»»

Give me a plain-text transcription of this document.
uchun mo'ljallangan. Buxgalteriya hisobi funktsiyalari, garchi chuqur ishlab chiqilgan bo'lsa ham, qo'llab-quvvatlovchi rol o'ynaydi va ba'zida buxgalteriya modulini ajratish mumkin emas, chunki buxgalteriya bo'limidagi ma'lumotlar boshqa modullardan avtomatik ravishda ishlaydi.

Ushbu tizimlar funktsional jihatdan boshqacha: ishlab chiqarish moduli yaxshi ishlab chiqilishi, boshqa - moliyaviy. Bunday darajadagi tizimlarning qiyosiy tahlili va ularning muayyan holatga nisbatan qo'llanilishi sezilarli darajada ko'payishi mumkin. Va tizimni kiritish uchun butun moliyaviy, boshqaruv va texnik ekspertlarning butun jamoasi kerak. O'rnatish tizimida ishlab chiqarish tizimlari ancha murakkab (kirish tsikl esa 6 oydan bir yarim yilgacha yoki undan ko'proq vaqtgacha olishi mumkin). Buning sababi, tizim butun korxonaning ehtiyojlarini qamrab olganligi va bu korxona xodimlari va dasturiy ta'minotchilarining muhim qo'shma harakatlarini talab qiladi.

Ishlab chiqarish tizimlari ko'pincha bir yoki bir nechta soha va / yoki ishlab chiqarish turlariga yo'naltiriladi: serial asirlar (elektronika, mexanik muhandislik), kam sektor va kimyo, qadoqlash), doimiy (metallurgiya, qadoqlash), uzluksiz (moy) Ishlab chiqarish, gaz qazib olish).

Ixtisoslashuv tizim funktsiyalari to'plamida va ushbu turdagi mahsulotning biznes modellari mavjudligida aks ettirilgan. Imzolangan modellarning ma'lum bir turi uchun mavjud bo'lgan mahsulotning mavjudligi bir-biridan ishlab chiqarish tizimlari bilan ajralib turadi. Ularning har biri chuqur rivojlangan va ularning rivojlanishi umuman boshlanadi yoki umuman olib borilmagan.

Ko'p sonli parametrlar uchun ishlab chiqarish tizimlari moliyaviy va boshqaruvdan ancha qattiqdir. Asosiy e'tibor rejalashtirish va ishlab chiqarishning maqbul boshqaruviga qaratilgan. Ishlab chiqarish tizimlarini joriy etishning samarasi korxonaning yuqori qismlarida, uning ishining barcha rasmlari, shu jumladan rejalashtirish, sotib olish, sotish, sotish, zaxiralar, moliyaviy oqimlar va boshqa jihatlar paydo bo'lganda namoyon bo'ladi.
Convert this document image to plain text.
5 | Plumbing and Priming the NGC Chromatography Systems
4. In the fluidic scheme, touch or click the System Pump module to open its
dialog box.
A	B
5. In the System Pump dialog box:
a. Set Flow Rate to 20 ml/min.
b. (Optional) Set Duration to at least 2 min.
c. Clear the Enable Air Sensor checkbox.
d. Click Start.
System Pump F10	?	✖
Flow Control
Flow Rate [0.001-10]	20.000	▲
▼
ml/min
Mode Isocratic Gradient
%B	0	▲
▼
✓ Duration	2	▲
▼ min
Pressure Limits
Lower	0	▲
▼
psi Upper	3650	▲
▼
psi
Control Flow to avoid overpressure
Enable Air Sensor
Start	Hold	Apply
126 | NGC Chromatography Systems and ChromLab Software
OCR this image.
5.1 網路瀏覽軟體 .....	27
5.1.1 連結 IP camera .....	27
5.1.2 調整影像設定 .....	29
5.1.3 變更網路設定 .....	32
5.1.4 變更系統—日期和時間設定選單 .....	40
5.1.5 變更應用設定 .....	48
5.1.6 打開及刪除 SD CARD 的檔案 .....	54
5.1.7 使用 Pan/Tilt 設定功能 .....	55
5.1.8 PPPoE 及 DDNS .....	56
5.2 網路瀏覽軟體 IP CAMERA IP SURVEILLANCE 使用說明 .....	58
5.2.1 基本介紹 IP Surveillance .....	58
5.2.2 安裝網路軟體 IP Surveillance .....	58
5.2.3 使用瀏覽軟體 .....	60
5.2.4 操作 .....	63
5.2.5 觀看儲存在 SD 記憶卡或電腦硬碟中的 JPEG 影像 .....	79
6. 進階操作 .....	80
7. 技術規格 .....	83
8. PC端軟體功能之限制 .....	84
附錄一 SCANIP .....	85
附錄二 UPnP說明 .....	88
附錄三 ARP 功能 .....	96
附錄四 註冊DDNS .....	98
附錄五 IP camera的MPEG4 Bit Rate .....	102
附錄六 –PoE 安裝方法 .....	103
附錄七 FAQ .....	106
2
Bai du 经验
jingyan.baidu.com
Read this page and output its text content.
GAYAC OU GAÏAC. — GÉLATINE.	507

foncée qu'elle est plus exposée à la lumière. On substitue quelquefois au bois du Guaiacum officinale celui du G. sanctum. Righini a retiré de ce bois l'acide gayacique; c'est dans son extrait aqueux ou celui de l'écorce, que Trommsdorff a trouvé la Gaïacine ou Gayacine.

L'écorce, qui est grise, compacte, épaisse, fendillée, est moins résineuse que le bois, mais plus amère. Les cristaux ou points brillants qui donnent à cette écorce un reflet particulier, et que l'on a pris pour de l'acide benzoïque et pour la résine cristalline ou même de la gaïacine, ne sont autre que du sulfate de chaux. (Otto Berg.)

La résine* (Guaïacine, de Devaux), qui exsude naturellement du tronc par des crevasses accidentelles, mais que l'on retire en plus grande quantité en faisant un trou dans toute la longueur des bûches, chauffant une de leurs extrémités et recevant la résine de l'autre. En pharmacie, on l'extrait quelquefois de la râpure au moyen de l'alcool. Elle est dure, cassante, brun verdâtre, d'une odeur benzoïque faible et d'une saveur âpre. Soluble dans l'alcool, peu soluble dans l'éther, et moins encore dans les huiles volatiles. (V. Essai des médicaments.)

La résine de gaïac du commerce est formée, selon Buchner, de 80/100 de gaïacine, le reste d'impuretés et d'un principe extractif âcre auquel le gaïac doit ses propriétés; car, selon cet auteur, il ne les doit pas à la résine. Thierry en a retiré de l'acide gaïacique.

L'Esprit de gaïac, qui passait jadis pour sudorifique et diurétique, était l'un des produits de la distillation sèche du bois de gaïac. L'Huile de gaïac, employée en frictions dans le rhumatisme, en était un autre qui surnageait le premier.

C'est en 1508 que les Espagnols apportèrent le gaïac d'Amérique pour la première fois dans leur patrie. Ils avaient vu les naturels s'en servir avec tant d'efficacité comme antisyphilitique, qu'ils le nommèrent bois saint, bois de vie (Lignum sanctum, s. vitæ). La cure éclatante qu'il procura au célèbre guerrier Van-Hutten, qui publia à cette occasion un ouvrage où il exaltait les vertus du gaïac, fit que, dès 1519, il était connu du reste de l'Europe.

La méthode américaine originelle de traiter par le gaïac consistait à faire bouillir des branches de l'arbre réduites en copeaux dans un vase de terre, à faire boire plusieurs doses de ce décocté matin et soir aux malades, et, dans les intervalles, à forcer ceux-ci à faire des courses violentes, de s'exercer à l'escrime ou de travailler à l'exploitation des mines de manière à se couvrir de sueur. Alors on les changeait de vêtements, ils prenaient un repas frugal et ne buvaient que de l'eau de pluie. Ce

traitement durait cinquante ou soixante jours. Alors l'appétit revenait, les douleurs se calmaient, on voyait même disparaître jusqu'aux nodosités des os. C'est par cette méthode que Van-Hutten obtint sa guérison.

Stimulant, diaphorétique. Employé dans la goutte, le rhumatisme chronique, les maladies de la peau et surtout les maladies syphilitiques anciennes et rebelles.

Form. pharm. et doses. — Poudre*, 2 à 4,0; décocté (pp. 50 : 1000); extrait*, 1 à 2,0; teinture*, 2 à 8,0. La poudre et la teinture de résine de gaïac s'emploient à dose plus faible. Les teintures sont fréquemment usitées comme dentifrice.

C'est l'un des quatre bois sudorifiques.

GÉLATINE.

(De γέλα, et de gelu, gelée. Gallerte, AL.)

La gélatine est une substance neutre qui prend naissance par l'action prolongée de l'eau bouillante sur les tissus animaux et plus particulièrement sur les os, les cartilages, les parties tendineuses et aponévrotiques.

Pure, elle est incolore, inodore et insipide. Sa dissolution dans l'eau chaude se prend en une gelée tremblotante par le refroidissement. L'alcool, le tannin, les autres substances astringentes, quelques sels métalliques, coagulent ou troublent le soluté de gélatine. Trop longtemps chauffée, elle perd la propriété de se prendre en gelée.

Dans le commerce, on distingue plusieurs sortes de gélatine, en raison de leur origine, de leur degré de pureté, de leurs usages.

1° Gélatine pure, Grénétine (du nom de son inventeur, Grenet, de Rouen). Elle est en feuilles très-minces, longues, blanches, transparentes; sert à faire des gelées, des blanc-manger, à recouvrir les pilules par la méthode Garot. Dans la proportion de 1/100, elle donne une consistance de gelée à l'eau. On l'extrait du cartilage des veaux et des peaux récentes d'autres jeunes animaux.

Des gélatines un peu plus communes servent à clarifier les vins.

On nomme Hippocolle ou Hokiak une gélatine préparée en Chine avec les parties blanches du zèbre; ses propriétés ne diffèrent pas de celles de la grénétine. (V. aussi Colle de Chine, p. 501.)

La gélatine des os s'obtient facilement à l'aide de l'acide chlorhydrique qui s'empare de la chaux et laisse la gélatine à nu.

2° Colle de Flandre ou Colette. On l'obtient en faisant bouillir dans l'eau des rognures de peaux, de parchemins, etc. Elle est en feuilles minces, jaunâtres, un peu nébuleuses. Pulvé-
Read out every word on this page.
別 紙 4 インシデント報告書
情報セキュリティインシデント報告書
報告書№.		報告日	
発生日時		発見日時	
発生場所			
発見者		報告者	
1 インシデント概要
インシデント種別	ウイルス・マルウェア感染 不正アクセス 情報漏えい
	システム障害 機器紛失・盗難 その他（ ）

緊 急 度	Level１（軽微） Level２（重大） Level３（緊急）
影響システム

««

Retype only the lines running from the line with "Read out every word on this page." to the end of the listing, including both of those lines.

Read out every word on this page.
別 紙 4 インシデント報告書
情報セキュリティインシデント報告書
報告書№.		報告日	
発生日時		発見日時	
発生場所			
発見者		報告者	
1 インシデント概要
インシデント種別	ウイルス・マルウェア感染 不正アクセス 情報漏えい
	システム障害 機器紛失・盗難 その他（ ）

緊 急 度	Level１（軽微） Level２（重大） Level３（緊急）
影響システム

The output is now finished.